**YOUR GOAL**
In the material below, list every line carrying the string "ylabel".

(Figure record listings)
* * * * *

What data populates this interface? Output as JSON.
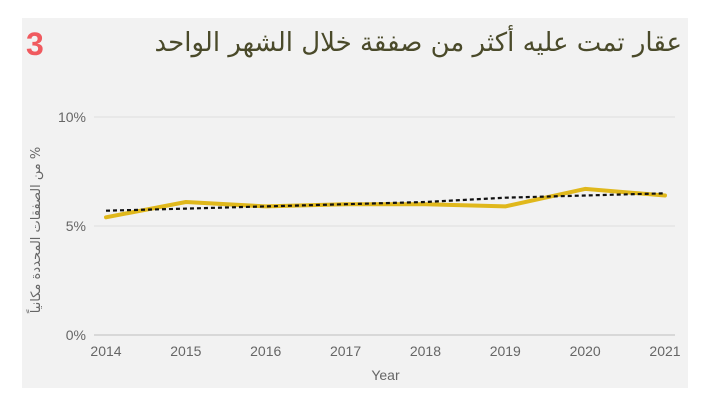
{
  "badge": "3",
  "title": "عقار تمت عليه أكثر من صفقة خلال الشهر الواحد",
  "chart_data": {
    "type": "line",
    "x": [
      "2014",
      "2015",
      "2016",
      "2017",
      "2018",
      "2019",
      "2020",
      "2021"
    ],
    "series": [
      {
        "color": "#e0b81c",
        "values": [
          5.4,
          6.1,
          5.9,
          6.0,
          6.0,
          5.9,
          6.7,
          6.4
        ]
      },
      {
        "style": "dotted-trendline",
        "color": "#111111",
        "values": [
          5.7,
          5.8,
          5.9,
          6.0,
          6.1,
          6.3,
          6.4,
          6.5
        ]
      }
    ],
    "ylim": [
      0,
      10
    ],
    "yticks": [
      {
        "value": 0,
        "label": "0%"
      },
      {
        "value": 5,
        "label": "5%"
      },
      {
        "value": 10,
        "label": "10%"
      }
    ],
    "xlabel": "Year",
    "ylabel": "% من الصفقات المحددة مكانياً",
    "grid": true
  }
}
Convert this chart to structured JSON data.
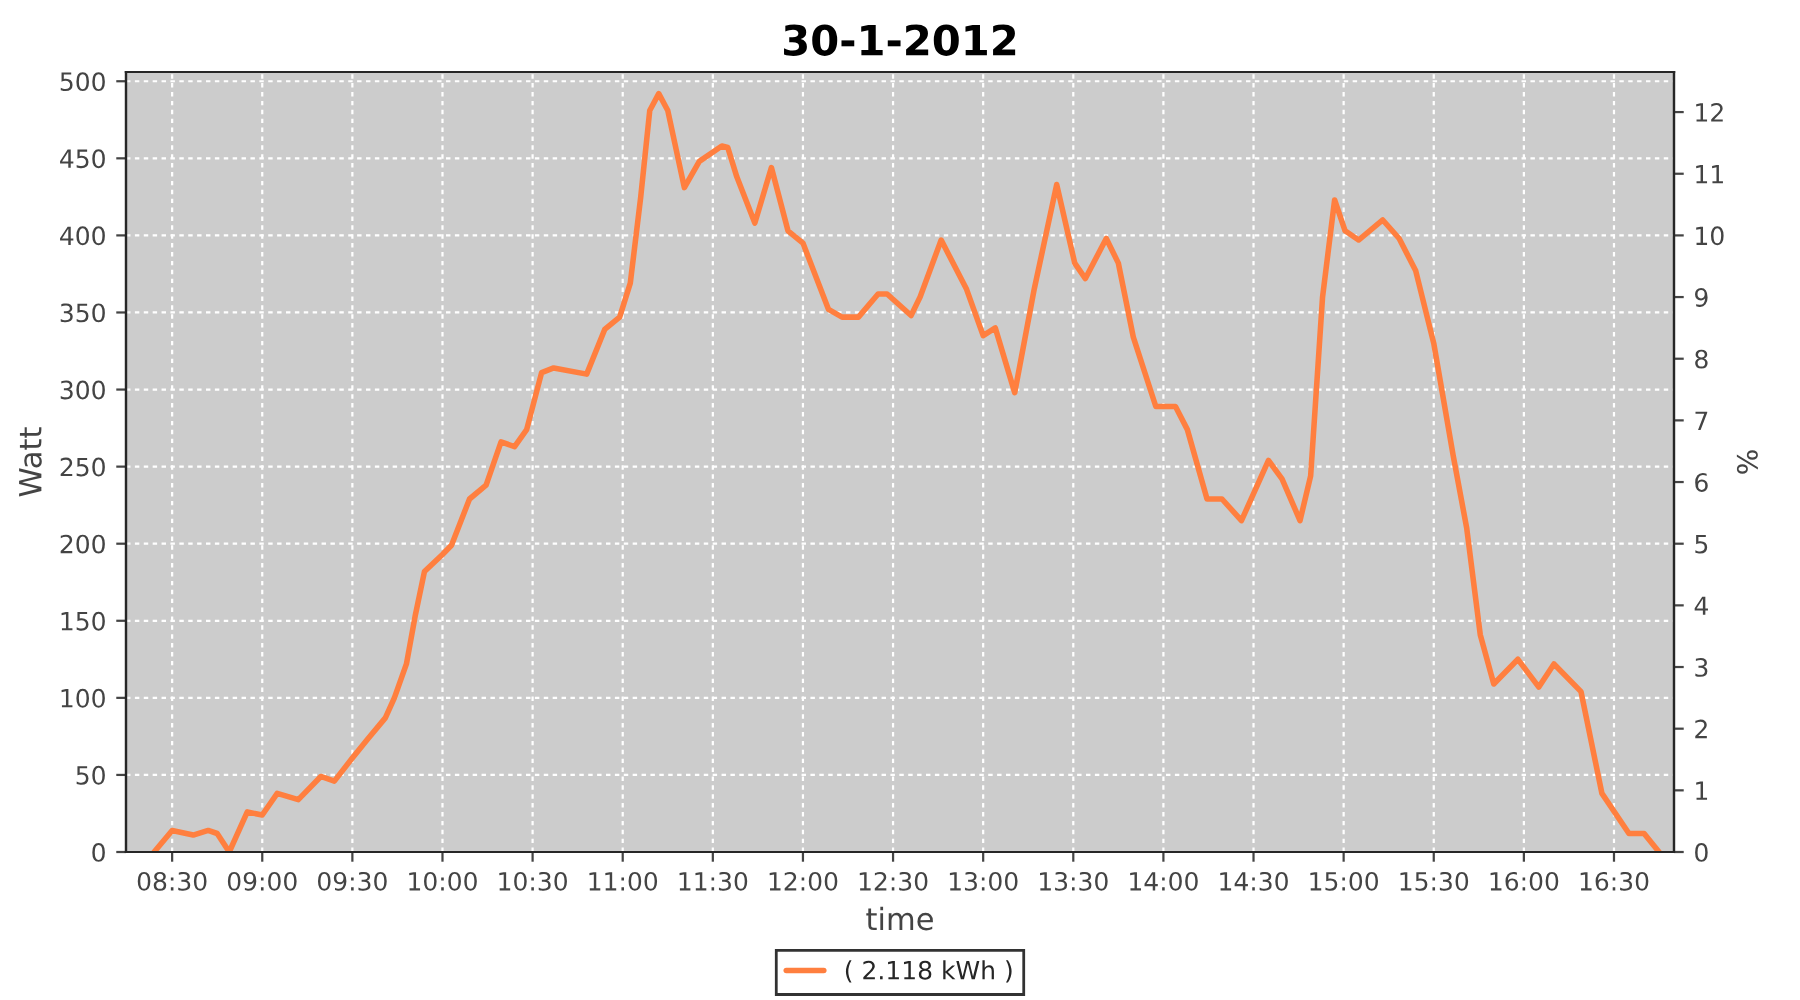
{
  "chart_data": {
    "type": "line",
    "title": "30-1-2012",
    "xlabel": "time",
    "ylabel": "Watt",
    "y2label": "%",
    "xlim": [
      8.244,
      16.833
    ],
    "ylim": [
      0,
      506
    ],
    "y2lim": [
      0,
      12.65
    ],
    "xticks": [
      {
        "value": 8.5,
        "label": "08:30"
      },
      {
        "value": 9.0,
        "label": "09:00"
      },
      {
        "value": 9.5,
        "label": "09:30"
      },
      {
        "value": 10.0,
        "label": "10:00"
      },
      {
        "value": 10.5,
        "label": "10:30"
      },
      {
        "value": 11.0,
        "label": "11:00"
      },
      {
        "value": 11.5,
        "label": "11:30"
      },
      {
        "value": 12.0,
        "label": "12:00"
      },
      {
        "value": 12.5,
        "label": "12:30"
      },
      {
        "value": 13.0,
        "label": "13:00"
      },
      {
        "value": 13.5,
        "label": "13:30"
      },
      {
        "value": 14.0,
        "label": "14:00"
      },
      {
        "value": 14.5,
        "label": "14:30"
      },
      {
        "value": 15.0,
        "label": "15:00"
      },
      {
        "value": 15.5,
        "label": "15:30"
      },
      {
        "value": 16.0,
        "label": "16:00"
      },
      {
        "value": 16.5,
        "label": "16:30"
      }
    ],
    "yticks": [
      0,
      50,
      100,
      150,
      200,
      250,
      300,
      350,
      400,
      450,
      500
    ],
    "y2ticks": [
      0,
      1,
      2,
      3,
      4,
      5,
      6,
      7,
      8,
      9,
      10,
      11,
      12
    ],
    "grid": true,
    "legend": "bottom",
    "marker": "none",
    "line_style": "solid",
    "series": [
      {
        "name": "( 2.118 kWh )",
        "color": "#ff7f3f",
        "x": [
          8.4,
          8.5,
          8.617,
          8.7,
          8.75,
          8.817,
          8.917,
          9.0,
          9.083,
          9.2,
          9.325,
          9.4,
          9.5,
          9.583,
          9.683,
          9.733,
          9.8,
          9.85,
          9.9,
          10.0,
          10.05,
          10.15,
          10.242,
          10.325,
          10.4,
          10.467,
          10.55,
          10.617,
          10.8,
          10.9,
          10.983,
          11.042,
          11.1,
          11.15,
          11.2,
          11.25,
          11.342,
          11.425,
          11.55,
          11.583,
          11.633,
          11.733,
          11.825,
          11.917,
          12.0,
          12.142,
          12.217,
          12.308,
          12.417,
          12.467,
          12.6,
          12.65,
          12.767,
          12.908,
          13.0,
          13.067,
          13.175,
          13.283,
          13.408,
          13.508,
          13.567,
          13.683,
          13.75,
          13.833,
          13.958,
          14.067,
          14.133,
          14.242,
          14.325,
          14.433,
          14.583,
          14.658,
          14.758,
          14.817,
          14.883,
          14.95,
          15.008,
          15.083,
          15.217,
          15.308,
          15.4,
          15.5,
          15.608,
          15.683,
          15.758,
          15.833,
          15.967,
          16.083,
          16.167,
          16.317,
          16.433,
          16.583,
          16.667,
          16.75
        ],
        "values": [
          0,
          14,
          11,
          14,
          12,
          0,
          26,
          24,
          38,
          34,
          49,
          46,
          61,
          73,
          87,
          100,
          122,
          154,
          182,
          193,
          199,
          229,
          238,
          266,
          263,
          274,
          311,
          314,
          310,
          339,
          347,
          369,
          425,
          481,
          492,
          481,
          431,
          448,
          458,
          457,
          438,
          408,
          444,
          403,
          395,
          352,
          347,
          347,
          362,
          362,
          348,
          360,
          397,
          365,
          335,
          340,
          298,
          365,
          433,
          382,
          372,
          398,
          382,
          334,
          289,
          289,
          274,
          229,
          229,
          215,
          254,
          242,
          215,
          244,
          360,
          423,
          403,
          397,
          410,
          398,
          377,
          330,
          257,
          210,
          141,
          109,
          125,
          107,
          122,
          104,
          38,
          12,
          12,
          0
        ]
      }
    ]
  }
}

* * * * *

**FULL ANSWER**
    "ylabel": "% من الصفقات المحددة مكانياً",
    "ylabel": "Watt",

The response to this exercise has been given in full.